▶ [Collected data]
----------

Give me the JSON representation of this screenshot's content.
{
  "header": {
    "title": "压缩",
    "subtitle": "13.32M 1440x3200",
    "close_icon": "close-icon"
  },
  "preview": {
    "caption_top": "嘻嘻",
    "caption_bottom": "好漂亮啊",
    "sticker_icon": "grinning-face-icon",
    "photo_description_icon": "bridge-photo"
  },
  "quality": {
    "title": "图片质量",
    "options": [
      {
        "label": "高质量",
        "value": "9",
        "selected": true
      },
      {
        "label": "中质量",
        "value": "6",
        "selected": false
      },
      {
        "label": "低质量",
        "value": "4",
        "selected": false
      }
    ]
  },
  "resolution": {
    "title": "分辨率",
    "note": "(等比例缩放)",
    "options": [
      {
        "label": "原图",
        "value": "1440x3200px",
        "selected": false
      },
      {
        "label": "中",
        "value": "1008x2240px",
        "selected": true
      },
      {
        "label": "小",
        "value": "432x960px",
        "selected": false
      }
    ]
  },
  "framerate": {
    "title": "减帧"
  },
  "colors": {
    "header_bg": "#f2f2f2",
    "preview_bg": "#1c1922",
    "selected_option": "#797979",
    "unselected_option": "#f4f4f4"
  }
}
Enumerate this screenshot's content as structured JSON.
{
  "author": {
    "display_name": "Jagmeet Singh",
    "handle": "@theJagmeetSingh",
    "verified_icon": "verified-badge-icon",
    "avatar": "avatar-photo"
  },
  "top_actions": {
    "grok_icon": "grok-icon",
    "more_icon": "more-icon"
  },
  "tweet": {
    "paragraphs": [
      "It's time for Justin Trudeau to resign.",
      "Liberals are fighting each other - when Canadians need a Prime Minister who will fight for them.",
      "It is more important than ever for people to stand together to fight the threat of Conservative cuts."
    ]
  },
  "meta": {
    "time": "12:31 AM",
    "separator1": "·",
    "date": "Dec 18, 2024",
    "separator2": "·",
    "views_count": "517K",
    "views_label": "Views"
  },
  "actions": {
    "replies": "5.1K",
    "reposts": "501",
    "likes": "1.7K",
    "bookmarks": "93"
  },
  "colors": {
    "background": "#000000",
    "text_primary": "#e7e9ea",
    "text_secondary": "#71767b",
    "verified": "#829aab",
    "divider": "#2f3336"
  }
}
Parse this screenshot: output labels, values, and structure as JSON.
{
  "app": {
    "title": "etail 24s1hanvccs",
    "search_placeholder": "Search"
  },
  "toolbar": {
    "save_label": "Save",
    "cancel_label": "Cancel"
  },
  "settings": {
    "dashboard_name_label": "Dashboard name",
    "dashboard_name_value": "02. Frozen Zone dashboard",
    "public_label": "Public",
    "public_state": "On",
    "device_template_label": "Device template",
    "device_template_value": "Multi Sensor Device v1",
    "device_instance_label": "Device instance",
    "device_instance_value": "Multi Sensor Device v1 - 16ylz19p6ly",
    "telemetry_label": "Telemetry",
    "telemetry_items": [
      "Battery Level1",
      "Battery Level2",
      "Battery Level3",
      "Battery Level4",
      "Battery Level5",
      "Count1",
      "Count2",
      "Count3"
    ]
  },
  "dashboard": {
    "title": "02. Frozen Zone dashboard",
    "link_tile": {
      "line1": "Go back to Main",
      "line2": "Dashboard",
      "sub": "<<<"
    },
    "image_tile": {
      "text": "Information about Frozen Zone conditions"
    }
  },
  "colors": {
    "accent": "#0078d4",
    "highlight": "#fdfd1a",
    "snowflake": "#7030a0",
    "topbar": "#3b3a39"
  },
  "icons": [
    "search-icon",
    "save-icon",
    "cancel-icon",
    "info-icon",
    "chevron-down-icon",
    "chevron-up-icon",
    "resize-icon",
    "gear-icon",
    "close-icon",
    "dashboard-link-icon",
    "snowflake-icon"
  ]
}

----------

▶ [EXERCISE AIM] Lines of the material that contain the word "screenshot" are to be gathered.

▶ [THE RESULT]
Give me the JSON representation of this screenshot's content.
Enumerate this screenshot's content as structured JSON.
Parse this screenshot: output labels, values, and structure as JSON.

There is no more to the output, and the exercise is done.